▶ [STATED TASK]:
Show every line that has the string "números" in it.

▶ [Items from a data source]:
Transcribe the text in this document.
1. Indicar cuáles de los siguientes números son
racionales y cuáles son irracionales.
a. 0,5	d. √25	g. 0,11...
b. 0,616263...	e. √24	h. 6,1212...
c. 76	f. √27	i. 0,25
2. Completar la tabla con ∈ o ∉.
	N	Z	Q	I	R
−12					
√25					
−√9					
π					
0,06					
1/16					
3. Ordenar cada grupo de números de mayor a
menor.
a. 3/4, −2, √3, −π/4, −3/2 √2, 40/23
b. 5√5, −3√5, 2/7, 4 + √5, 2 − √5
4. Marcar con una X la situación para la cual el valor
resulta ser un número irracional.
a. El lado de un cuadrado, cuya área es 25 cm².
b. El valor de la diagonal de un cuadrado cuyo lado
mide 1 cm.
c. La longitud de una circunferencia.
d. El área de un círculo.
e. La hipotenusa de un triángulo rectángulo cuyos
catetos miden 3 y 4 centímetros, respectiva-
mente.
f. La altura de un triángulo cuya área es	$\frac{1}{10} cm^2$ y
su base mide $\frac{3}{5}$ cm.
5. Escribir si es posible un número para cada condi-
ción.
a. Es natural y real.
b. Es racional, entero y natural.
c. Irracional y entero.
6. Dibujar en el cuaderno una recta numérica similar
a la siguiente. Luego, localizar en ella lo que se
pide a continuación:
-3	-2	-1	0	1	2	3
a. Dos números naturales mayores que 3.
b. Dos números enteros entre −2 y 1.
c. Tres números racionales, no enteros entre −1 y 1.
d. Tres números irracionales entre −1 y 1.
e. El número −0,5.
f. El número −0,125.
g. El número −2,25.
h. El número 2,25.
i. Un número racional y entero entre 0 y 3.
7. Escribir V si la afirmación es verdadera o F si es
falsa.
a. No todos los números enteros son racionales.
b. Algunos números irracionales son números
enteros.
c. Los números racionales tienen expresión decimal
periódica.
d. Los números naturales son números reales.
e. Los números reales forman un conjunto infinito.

▶ [ANSWER TO THE EXERCISE]:
1. Indicar cuáles de los siguientes números son
3. Ordenar cada grupo de números de mayor a
a. Dos números naturales mayores que 3.
b. Dos números enteros entre −2 y 1.
c. Tres números racionales, no enteros entre −1 y 1.
d. Tres números irracionales entre −1 y 1.
a. No todos los números enteros son racionales.
b. Algunos números irracionales son números
c. Los números racionales tienen expresión decimal
d. Los números naturales son números reales.
e. Los números reales forman un conjunto infinito.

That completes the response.